> _Work to do_: Where a line contains the word "name", copy that line.

Records that describe figures:
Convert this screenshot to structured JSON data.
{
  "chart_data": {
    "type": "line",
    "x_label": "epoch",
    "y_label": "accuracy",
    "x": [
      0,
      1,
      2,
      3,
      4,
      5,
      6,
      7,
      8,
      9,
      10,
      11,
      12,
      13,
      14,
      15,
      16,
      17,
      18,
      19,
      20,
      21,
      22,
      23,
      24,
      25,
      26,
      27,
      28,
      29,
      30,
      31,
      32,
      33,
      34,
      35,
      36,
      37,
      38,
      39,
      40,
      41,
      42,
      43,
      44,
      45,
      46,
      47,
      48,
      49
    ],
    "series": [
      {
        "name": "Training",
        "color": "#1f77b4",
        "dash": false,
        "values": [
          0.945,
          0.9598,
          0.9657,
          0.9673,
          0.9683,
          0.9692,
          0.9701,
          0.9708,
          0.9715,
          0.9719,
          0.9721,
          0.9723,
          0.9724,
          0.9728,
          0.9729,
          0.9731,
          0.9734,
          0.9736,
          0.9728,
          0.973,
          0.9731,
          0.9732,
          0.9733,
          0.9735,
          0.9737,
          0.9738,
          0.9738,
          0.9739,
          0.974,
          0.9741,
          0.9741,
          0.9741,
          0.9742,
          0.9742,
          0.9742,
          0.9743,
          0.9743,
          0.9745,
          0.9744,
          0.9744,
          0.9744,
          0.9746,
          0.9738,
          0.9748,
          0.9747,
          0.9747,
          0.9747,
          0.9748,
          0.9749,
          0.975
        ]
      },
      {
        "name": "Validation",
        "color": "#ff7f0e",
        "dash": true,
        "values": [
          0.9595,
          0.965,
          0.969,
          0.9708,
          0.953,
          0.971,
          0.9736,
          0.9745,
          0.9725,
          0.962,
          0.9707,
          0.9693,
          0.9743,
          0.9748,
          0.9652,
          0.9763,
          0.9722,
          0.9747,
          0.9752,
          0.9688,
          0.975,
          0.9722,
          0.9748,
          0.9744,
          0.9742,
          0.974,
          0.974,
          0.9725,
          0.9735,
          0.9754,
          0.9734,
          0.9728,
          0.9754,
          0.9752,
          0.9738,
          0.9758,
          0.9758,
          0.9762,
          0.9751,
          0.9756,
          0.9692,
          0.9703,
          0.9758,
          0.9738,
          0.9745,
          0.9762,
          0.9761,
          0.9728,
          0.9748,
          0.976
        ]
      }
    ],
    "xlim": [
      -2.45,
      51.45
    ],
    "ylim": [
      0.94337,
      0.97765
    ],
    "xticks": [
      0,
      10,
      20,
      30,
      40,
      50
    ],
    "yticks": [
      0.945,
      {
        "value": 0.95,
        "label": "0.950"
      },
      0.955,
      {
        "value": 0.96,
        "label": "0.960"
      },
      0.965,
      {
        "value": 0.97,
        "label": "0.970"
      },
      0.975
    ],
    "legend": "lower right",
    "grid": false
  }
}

--

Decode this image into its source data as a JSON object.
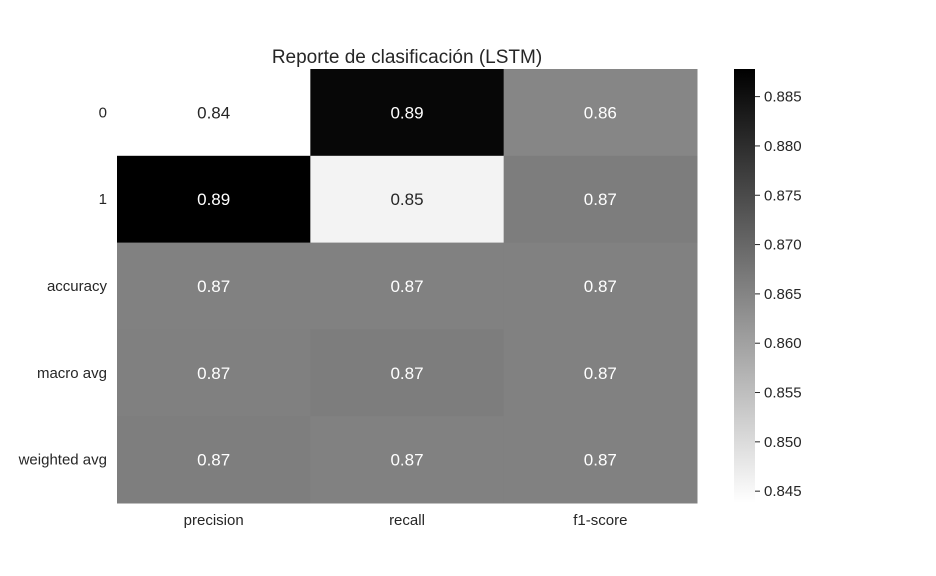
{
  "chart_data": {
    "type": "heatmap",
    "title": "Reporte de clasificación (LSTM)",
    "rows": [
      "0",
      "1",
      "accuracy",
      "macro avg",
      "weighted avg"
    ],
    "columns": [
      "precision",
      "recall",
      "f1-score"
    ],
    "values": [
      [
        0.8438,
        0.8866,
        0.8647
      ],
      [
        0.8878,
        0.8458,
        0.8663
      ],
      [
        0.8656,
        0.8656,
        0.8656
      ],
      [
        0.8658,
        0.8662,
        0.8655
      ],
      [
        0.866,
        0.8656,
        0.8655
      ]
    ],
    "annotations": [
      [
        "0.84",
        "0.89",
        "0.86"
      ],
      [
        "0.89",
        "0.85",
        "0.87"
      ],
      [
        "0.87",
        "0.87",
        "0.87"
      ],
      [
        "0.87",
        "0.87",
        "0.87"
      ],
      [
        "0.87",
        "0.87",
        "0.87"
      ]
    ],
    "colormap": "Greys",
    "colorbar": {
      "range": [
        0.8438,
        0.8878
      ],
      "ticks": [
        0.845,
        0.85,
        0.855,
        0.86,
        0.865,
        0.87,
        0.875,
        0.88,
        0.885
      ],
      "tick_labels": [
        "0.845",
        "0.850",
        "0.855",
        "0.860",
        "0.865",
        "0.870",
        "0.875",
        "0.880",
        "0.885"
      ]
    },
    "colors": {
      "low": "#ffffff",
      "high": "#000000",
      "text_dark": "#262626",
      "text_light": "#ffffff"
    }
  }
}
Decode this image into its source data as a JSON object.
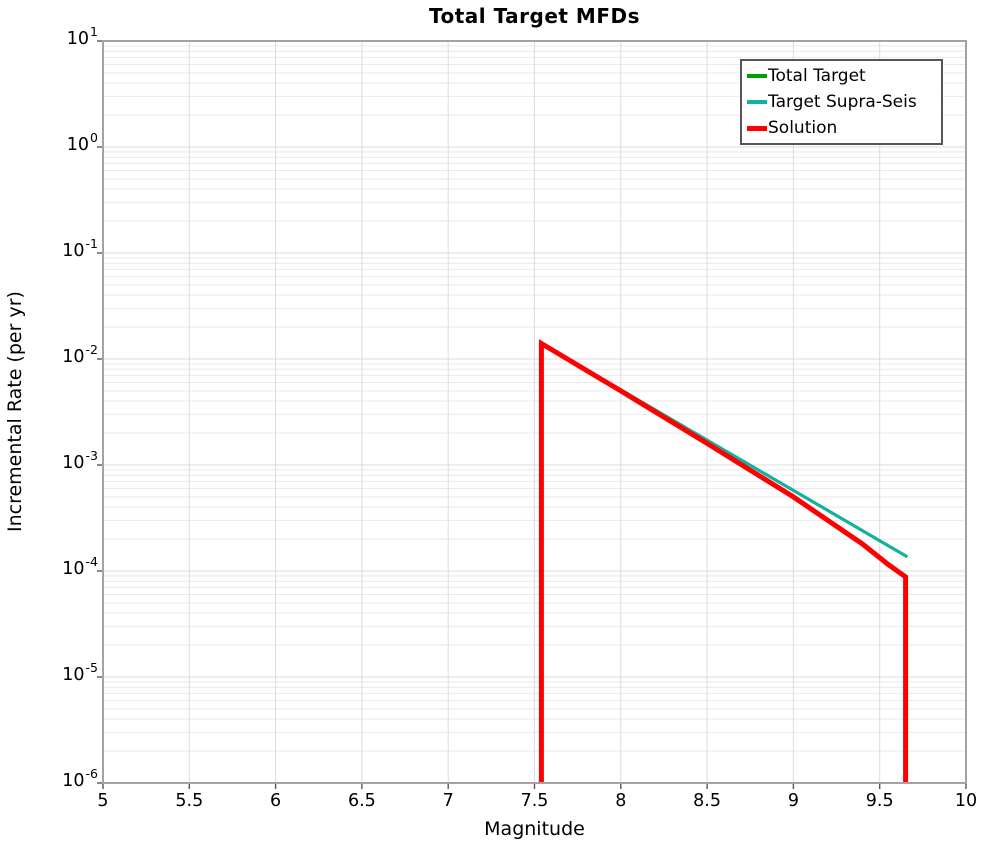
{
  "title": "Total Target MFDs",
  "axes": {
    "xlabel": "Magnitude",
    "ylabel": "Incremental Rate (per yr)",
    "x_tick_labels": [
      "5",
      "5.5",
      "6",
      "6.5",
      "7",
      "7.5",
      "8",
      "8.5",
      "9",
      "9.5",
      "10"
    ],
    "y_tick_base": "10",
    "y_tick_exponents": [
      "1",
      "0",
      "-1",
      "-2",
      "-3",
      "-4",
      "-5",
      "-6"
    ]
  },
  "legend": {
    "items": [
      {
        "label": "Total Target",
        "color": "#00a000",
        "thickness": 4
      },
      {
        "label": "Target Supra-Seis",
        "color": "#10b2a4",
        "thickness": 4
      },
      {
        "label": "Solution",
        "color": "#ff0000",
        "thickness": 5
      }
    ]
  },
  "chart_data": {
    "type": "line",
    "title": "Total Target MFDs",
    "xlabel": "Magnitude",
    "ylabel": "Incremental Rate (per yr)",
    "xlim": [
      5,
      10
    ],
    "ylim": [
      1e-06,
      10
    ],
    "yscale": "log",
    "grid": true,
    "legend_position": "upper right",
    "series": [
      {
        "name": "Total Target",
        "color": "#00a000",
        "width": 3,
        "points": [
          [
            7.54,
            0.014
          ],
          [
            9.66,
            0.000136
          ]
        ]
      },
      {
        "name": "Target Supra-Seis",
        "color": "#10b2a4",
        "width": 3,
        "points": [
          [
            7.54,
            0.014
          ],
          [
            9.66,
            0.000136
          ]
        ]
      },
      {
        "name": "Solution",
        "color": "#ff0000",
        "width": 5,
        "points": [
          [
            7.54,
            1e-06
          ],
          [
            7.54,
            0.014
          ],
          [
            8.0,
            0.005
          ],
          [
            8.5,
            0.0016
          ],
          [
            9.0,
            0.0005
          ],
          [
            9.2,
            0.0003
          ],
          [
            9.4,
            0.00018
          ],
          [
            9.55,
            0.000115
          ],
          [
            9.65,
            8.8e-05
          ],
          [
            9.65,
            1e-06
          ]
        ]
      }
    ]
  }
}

> _Worked answer_:
        "name": "Training",
        "name": "Validation",
        "name": "Total Target",
        "name": "Target Supra-Seis",
        "name": "Solution",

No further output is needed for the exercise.